Task description —
Reproduce all the entries exactly and keep the pictures out.

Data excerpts
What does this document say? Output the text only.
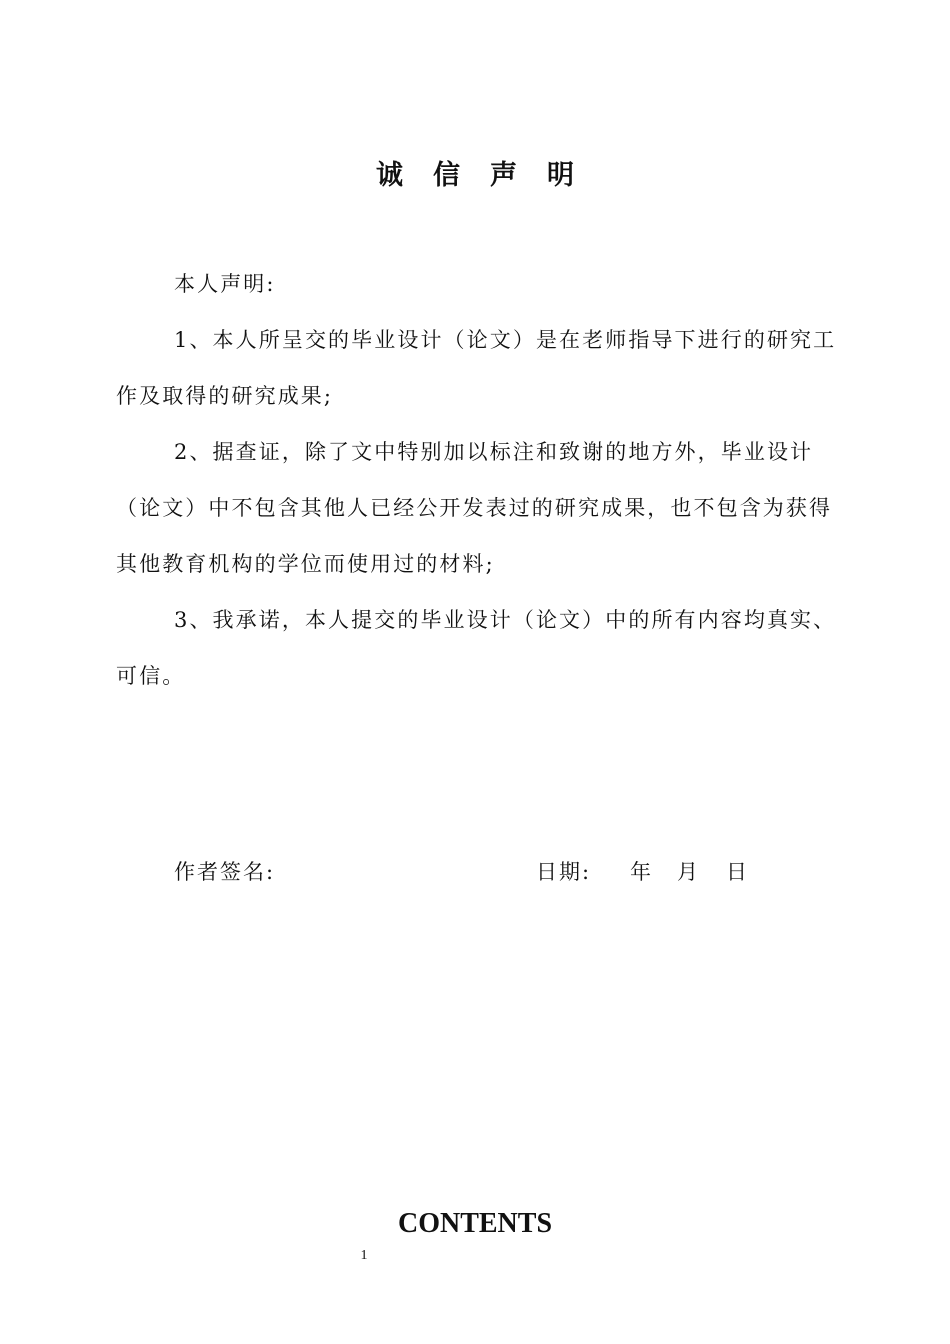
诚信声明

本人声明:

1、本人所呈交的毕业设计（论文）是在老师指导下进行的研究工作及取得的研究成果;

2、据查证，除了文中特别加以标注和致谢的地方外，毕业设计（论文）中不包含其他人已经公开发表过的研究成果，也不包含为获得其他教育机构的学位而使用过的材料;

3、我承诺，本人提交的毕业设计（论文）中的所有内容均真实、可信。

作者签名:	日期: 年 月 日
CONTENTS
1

Solution —
What does this document say? Output the text only.
诚信声明

本人声明:

1、本人所呈交的毕业设计（论文）是在老师指导下进行的研究工作及取得的研究成果;

2、据查证，除了文中特别加以标注和致谢的地方外，毕业设计（论文）中不包含其他人已经公开发表过的研究成果，也不包含为获得其他教育机构的学位而使用过的材料;

3、我承诺，本人提交的毕业设计（论文）中的所有内容均真实、可信。

作者签名:	日期: 年 月 日
CONTENTS
1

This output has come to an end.